Each entry that follows is to be retyped exactly. Pictures do not belong in the copy.

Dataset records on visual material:
========
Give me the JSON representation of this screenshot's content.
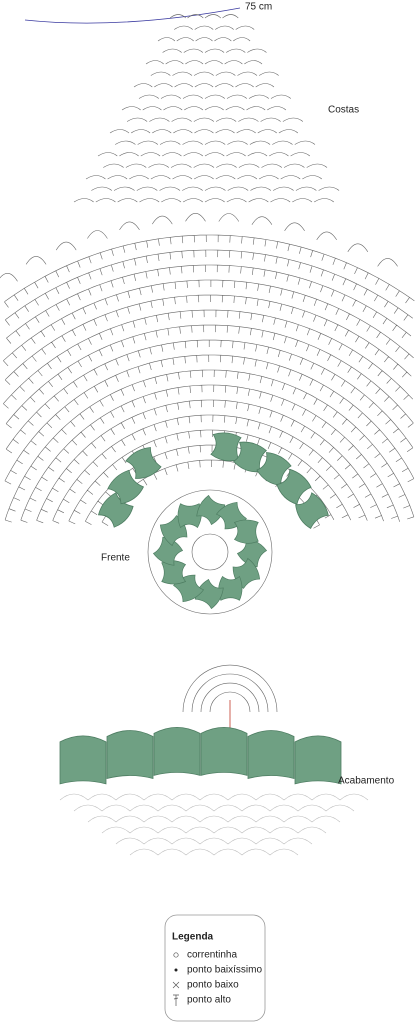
{
  "measurement": "75 cm",
  "labels": {
    "back": "Costas",
    "front": "Frente",
    "finishing": "Acabamento"
  },
  "legend": {
    "title": "Legenda",
    "items": [
      "correntinha",
      "ponto baixíssimo",
      "ponto baixo",
      "ponto alto"
    ]
  }
}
========
> Output of the task:
Give me the JSON representation of this screenshot's content.
{
  "measurement": "75 cm",
  "labels": {
    "back": "Costas",
    "front": "Frente",
    "finishing": "Acabamento"
  },
  "legend": {
    "title": "Legenda",
    "items": [
      "correntinha",
      "ponto baixíssimo",
      "ponto baixo",
      "ponto alto"
    ]
  }
}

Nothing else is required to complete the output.